### Written request
Drop every picture, then transcribe the remaining data exactly.

◇ ◇ ◇ ◇ ◇

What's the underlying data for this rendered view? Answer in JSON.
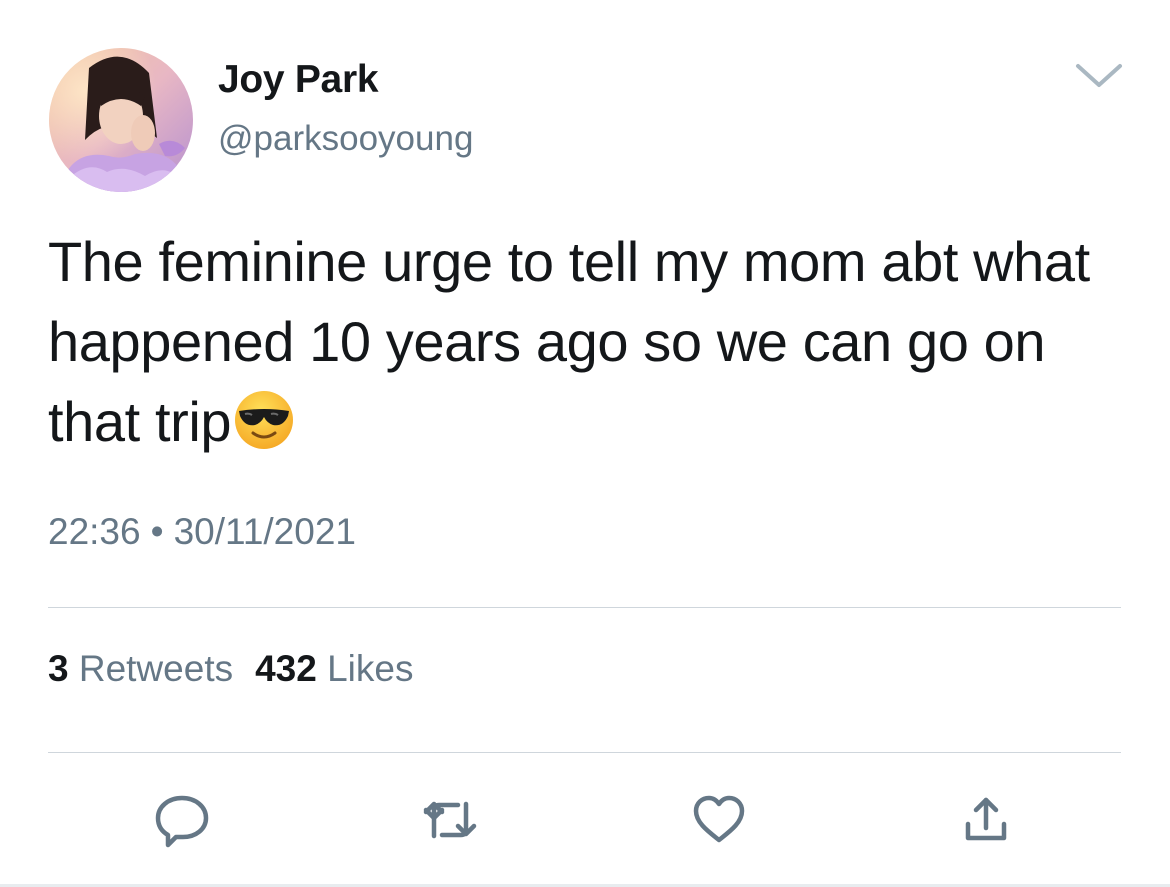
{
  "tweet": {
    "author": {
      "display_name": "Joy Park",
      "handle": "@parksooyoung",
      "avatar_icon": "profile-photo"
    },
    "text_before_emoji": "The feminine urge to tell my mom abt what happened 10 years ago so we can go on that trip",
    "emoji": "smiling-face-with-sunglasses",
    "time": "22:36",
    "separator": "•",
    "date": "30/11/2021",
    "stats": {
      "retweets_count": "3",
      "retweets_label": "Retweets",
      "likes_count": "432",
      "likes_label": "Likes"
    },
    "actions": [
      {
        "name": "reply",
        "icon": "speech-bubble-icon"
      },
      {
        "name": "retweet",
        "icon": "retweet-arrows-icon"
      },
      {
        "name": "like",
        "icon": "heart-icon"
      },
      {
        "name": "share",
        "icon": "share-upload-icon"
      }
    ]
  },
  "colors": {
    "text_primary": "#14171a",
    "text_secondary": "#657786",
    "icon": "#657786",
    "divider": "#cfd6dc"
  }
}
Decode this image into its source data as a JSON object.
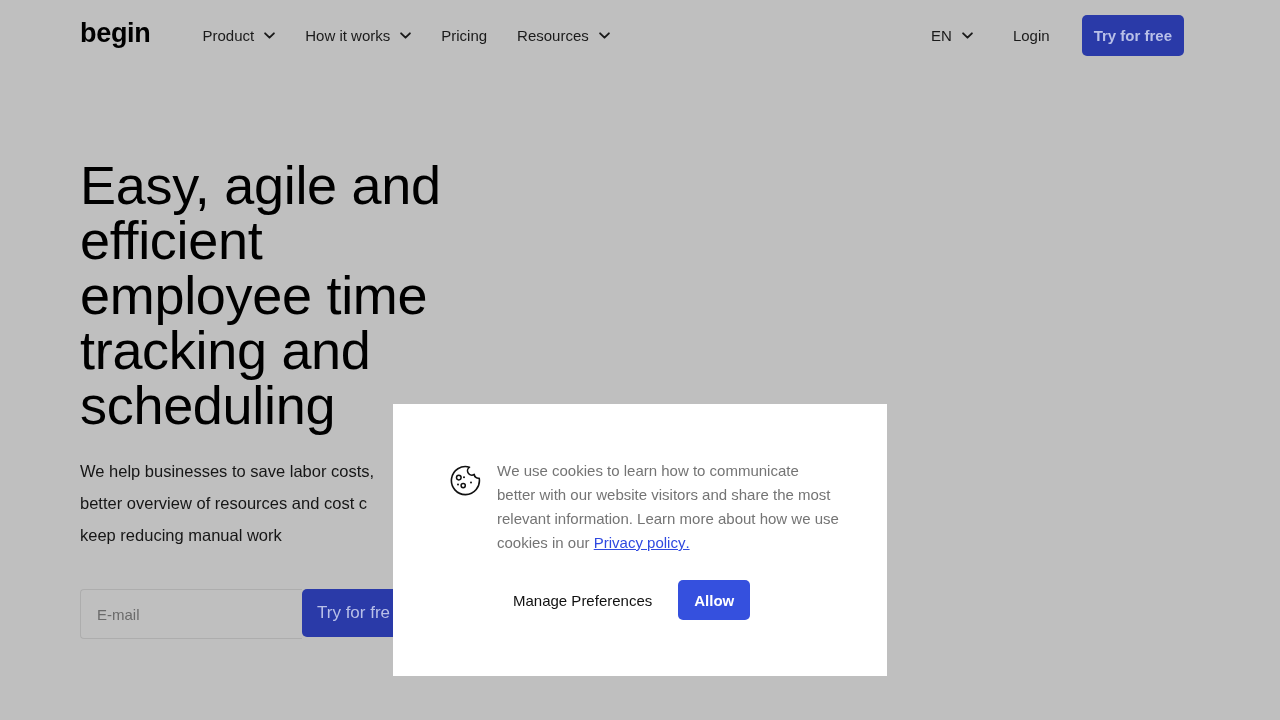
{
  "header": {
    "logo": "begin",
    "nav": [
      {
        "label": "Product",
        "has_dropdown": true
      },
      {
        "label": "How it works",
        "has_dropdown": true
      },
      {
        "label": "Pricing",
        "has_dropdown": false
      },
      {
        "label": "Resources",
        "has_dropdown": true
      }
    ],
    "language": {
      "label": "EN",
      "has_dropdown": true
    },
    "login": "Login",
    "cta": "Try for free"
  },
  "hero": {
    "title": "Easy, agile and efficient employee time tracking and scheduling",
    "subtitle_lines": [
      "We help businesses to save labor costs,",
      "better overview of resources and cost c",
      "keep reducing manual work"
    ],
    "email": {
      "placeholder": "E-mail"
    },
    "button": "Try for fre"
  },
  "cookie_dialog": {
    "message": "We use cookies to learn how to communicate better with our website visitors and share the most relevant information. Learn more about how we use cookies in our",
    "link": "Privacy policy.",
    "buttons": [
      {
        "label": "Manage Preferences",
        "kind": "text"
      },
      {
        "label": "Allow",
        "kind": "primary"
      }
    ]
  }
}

◇ ◇ ◇ ◇ ◇

### Output for this task
What's the underlying data for this rendered view? Answer in JSON.
{
  "tweet": {
    "author": {
      "display_name": "Joy Park",
      "handle": "@parksooyoung",
      "avatar_icon": "profile-photo"
    },
    "text_before_emoji": "The feminine urge to tell my mom abt what happened 10 years ago so we can go on that trip",
    "emoji": "smiling-face-with-sunglasses",
    "time": "22:36",
    "separator": "•",
    "date": "30/11/2021",
    "stats": {
      "retweets_count": "3",
      "retweets_label": "Retweets",
      "likes_count": "432",
      "likes_label": "Likes"
    },
    "actions": [
      {
        "name": "reply",
        "icon": "speech-bubble-icon"
      },
      {
        "name": "retweet",
        "icon": "retweet-arrows-icon"
      },
      {
        "name": "like",
        "icon": "heart-icon"
      },
      {
        "name": "share",
        "icon": "share-upload-icon"
      }
    ]
  },
  "colors": {
    "text_primary": "#14171a",
    "text_secondary": "#657786",
    "icon": "#657786",
    "divider": "#cfd6dc"
  }
}
Decode this image into its source data as a JSON object.
{
  "header": {
    "logo": "begin",
    "nav": [
      {
        "label": "Product",
        "has_dropdown": true
      },
      {
        "label": "How it works",
        "has_dropdown": true
      },
      {
        "label": "Pricing",
        "has_dropdown": false
      },
      {
        "label": "Resources",
        "has_dropdown": true
      }
    ],
    "language": {
      "label": "EN",
      "has_dropdown": true
    },
    "login": "Login",
    "cta": "Try for free"
  },
  "hero": {
    "title": "Easy, agile and efficient employee time tracking and scheduling",
    "subtitle_lines": [
      "We help businesses to save labor costs,",
      "better overview of resources and cost c",
      "keep reducing manual work"
    ],
    "email": {
      "placeholder": "E-mail"
    },
    "button": "Try for fre"
  },
  "cookie_dialog": {
    "message": "We use cookies to learn how to communicate better with our website visitors and share the most relevant information. Learn more about how we use cookies in our",
    "link": "Privacy policy.",
    "buttons": [
      {
        "label": "Manage Preferences",
        "kind": "text"
      },
      {
        "label": "Allow",
        "kind": "primary"
      }
    ]
  }
}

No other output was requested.